>> BEGIN Data for this task
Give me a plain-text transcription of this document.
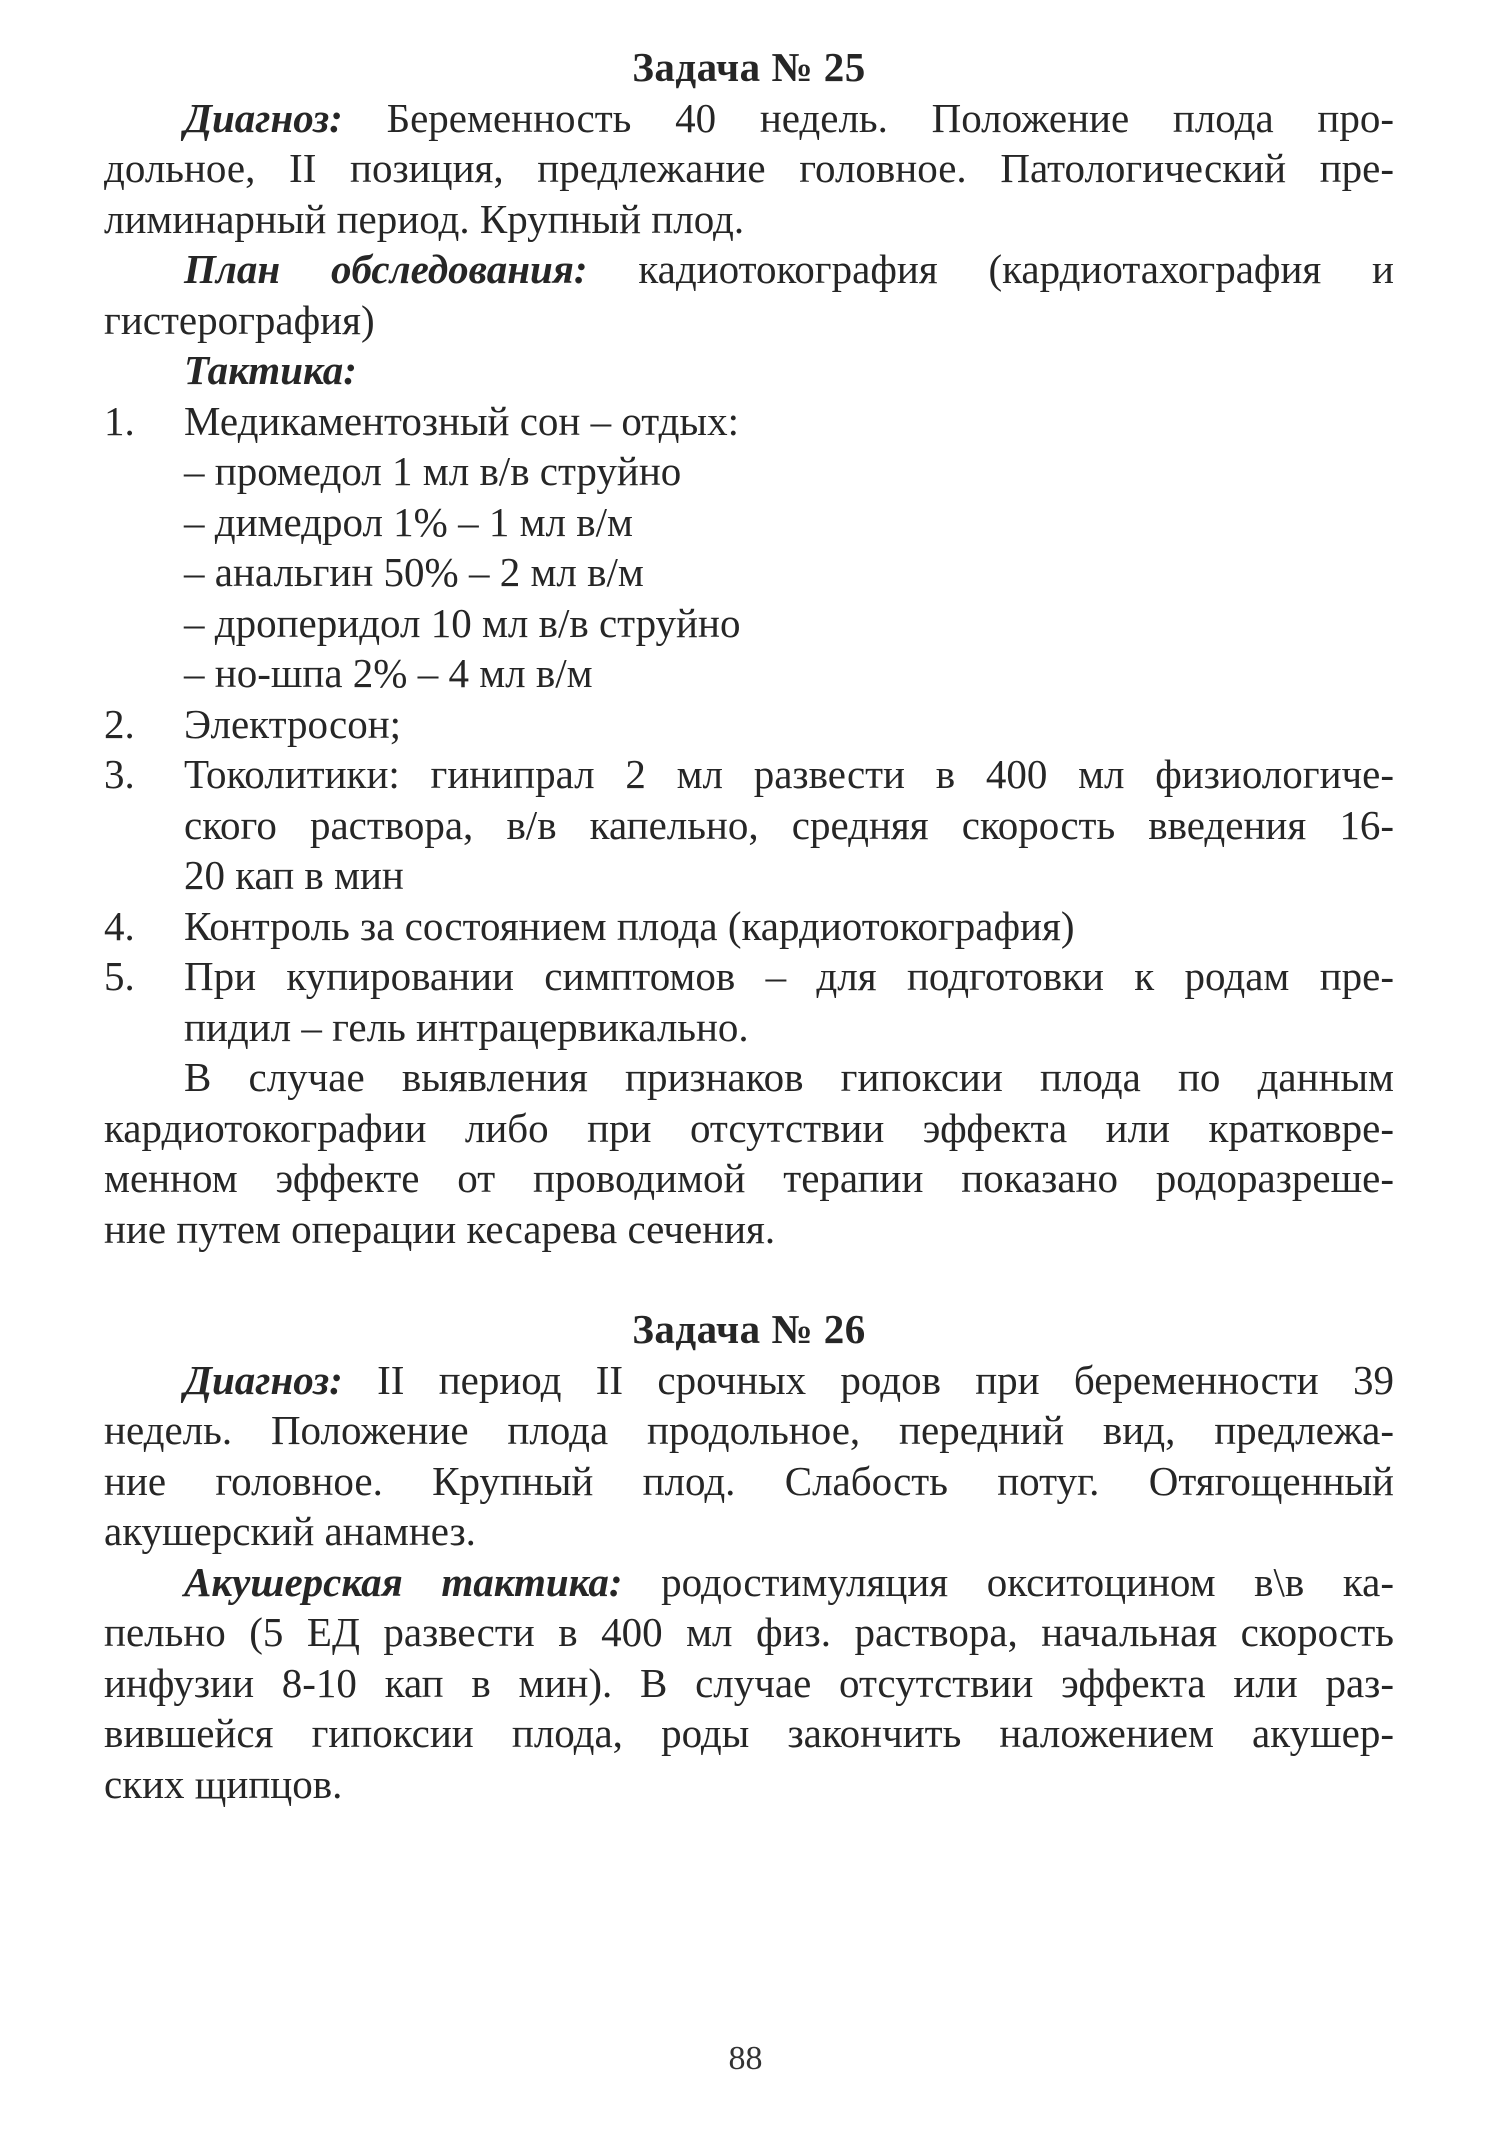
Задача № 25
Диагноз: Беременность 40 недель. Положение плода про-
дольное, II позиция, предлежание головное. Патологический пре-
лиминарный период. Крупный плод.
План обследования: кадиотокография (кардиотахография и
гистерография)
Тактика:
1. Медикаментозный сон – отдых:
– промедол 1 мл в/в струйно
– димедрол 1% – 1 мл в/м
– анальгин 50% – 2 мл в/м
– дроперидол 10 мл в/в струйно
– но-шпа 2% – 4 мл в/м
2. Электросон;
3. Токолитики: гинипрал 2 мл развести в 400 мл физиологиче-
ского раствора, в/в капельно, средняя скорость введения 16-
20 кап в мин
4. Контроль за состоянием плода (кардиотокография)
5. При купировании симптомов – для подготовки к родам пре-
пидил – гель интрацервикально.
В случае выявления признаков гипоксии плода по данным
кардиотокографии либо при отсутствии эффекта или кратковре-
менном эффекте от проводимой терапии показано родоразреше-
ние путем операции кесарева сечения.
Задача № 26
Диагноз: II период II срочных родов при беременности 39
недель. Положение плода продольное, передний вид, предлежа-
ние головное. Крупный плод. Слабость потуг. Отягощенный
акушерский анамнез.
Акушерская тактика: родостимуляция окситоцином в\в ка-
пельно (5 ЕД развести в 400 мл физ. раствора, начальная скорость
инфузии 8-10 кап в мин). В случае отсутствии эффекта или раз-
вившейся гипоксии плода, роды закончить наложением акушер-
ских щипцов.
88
>> END Data for this task
>> BEGIN Data for this task
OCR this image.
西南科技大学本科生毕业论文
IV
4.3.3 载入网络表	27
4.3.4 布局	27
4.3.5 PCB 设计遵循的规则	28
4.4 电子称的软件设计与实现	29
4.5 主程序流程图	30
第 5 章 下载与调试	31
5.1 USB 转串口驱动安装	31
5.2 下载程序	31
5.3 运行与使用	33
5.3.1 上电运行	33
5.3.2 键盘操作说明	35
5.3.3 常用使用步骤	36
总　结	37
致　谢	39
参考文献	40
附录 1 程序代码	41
>> END Data for this task
>> BEGIN Data for this task
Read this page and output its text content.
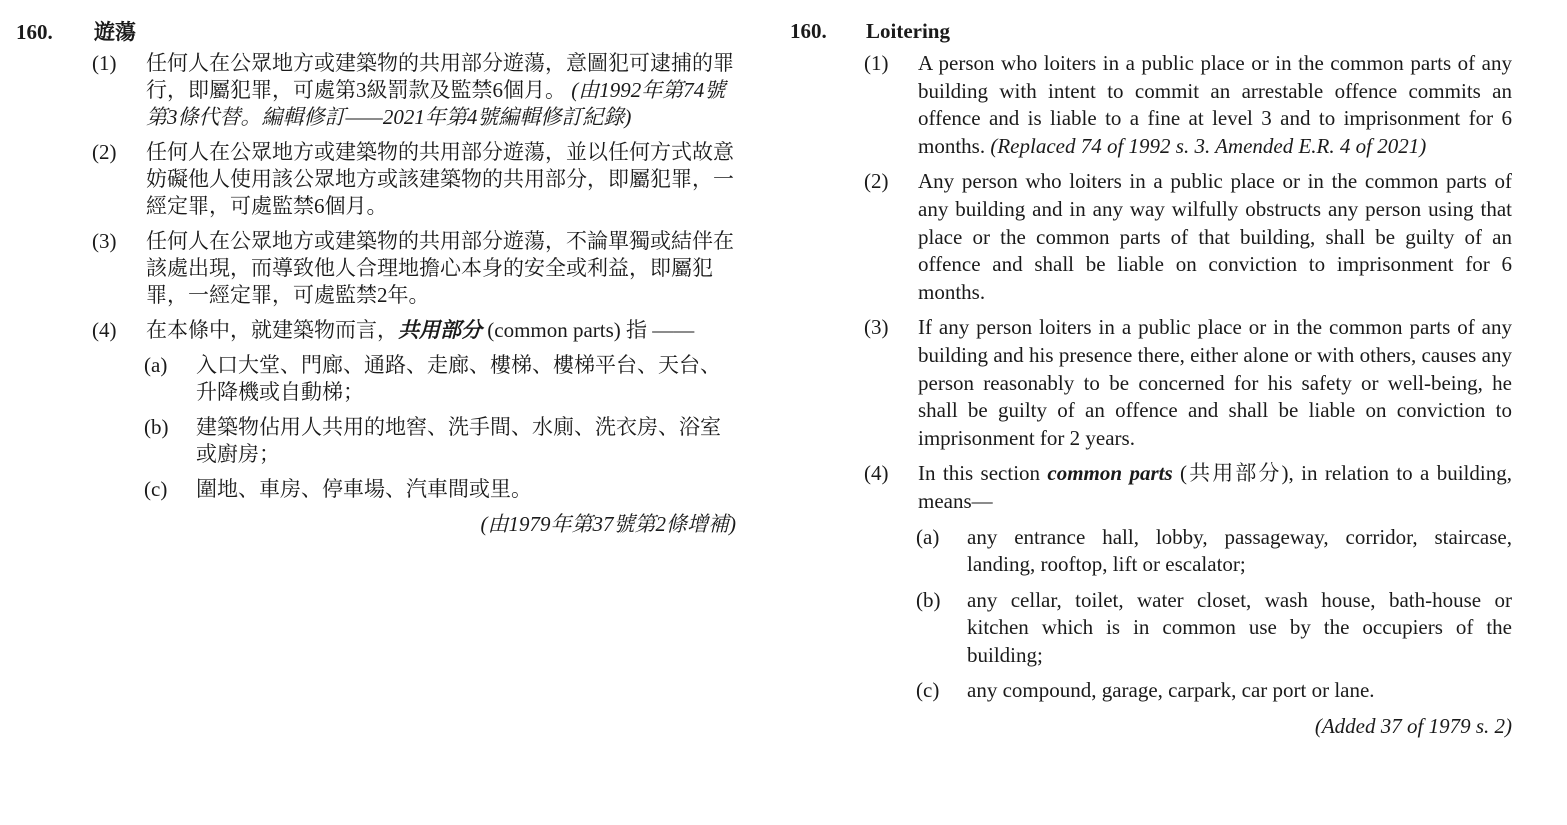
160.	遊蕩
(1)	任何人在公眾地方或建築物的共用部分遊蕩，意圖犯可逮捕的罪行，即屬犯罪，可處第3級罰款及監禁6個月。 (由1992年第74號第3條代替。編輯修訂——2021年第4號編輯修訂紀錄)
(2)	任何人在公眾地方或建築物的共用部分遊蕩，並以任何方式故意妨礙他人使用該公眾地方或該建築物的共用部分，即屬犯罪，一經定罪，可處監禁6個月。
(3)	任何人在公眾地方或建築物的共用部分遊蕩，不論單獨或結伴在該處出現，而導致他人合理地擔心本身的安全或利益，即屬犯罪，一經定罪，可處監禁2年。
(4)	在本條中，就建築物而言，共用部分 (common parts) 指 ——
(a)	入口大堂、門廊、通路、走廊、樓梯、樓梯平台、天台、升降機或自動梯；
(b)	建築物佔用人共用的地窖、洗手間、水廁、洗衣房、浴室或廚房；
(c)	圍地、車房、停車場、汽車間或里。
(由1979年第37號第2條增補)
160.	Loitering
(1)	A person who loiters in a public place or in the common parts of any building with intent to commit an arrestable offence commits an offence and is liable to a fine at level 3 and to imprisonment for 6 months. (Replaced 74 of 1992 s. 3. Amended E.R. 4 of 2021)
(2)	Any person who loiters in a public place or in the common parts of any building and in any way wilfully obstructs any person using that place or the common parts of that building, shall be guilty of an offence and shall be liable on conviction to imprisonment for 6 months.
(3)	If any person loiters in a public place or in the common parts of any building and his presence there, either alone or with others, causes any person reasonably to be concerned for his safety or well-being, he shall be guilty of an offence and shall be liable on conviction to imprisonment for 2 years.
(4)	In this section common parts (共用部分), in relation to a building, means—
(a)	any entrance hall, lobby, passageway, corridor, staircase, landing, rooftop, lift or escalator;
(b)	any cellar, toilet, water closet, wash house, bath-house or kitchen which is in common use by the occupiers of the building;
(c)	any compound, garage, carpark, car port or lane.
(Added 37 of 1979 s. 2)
>> END Data for this task
## What is expected
Every line in the data above that contains "скорость" needs to be copied.

## Answer for this exercise
ского раствора, в/в капельно, средняя скорость введения 16-
пельно (5 ЕД развести в 400 мл физ. раствора, начальная скорость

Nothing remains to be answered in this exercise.